(Stored records)
····················

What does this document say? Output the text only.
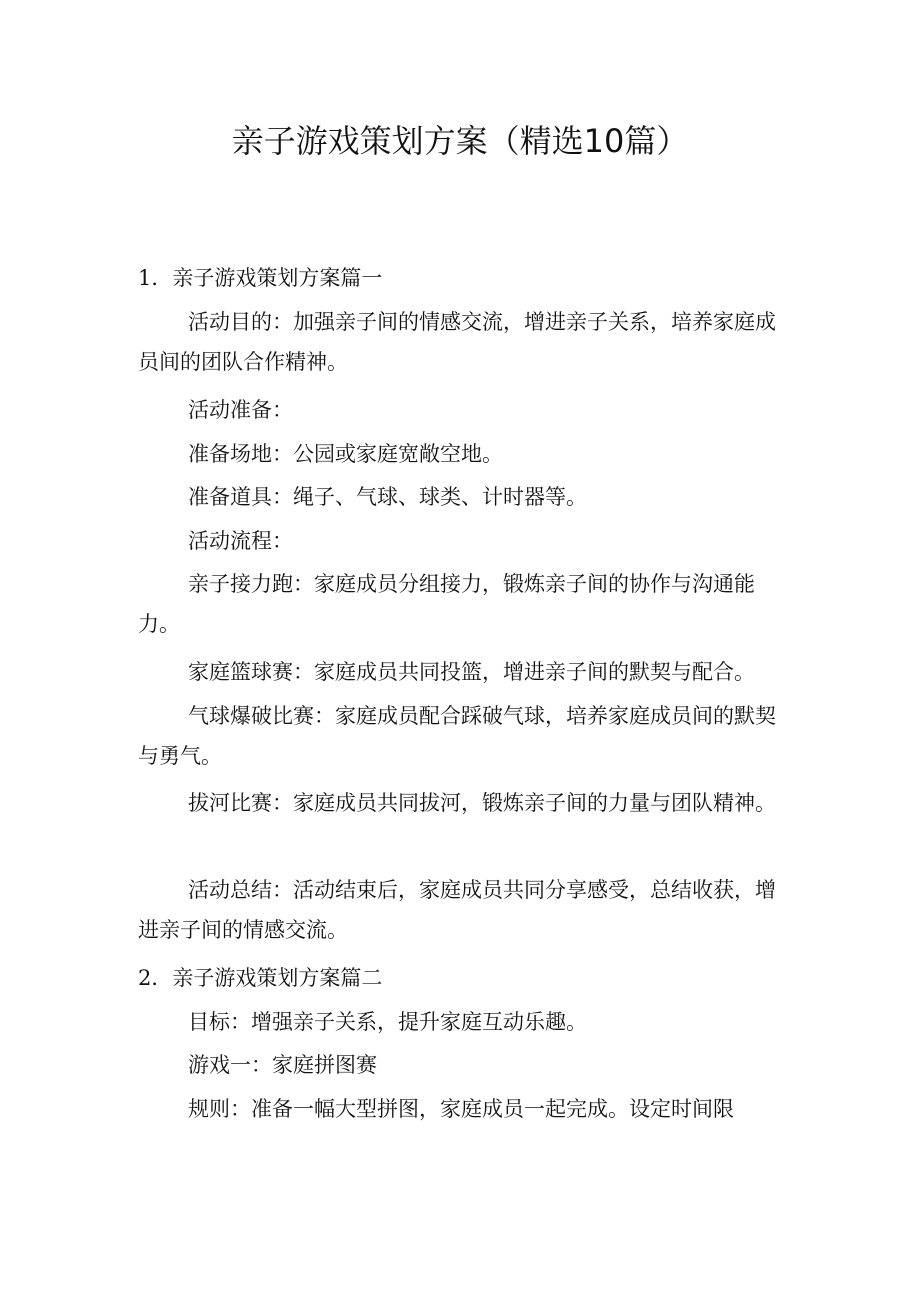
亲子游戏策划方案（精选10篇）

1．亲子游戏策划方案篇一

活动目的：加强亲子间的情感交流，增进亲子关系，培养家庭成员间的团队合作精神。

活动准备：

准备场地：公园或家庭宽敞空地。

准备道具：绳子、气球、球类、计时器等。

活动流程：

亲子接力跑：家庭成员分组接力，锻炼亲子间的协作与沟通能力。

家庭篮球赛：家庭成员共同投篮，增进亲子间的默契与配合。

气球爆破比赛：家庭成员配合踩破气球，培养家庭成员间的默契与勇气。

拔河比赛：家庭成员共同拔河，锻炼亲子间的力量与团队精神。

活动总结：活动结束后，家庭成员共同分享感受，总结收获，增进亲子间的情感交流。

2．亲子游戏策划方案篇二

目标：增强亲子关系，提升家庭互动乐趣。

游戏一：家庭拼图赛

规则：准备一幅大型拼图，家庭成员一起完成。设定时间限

····················

§ WRITTEN INSTRUCTION
Extract every line of the data exactly; pictures stay out.

§ EXERCISE SOLUTION
What does this document say? Output the text only.
亲子游戏策划方案（精选10篇）

1．亲子游戏策划方案篇一

活动目的：加强亲子间的情感交流，增进亲子关系，培养家庭成员间的团队合作精神。

活动准备：

准备场地：公园或家庭宽敞空地。

准备道具：绳子、气球、球类、计时器等。

活动流程：

亲子接力跑：家庭成员分组接力，锻炼亲子间的协作与沟通能力。

家庭篮球赛：家庭成员共同投篮，增进亲子间的默契与配合。

气球爆破比赛：家庭成员配合踩破气球，培养家庭成员间的默契与勇气。

拔河比赛：家庭成员共同拔河，锻炼亲子间的力量与团队精神。

活动总结：活动结束后，家庭成员共同分享感受，总结收获，增进亲子间的情感交流。

2．亲子游戏策划方案篇二

目标：增强亲子关系，提升家庭互动乐趣。

游戏一：家庭拼图赛

规则：准备一幅大型拼图，家庭成员一起完成。设定时间限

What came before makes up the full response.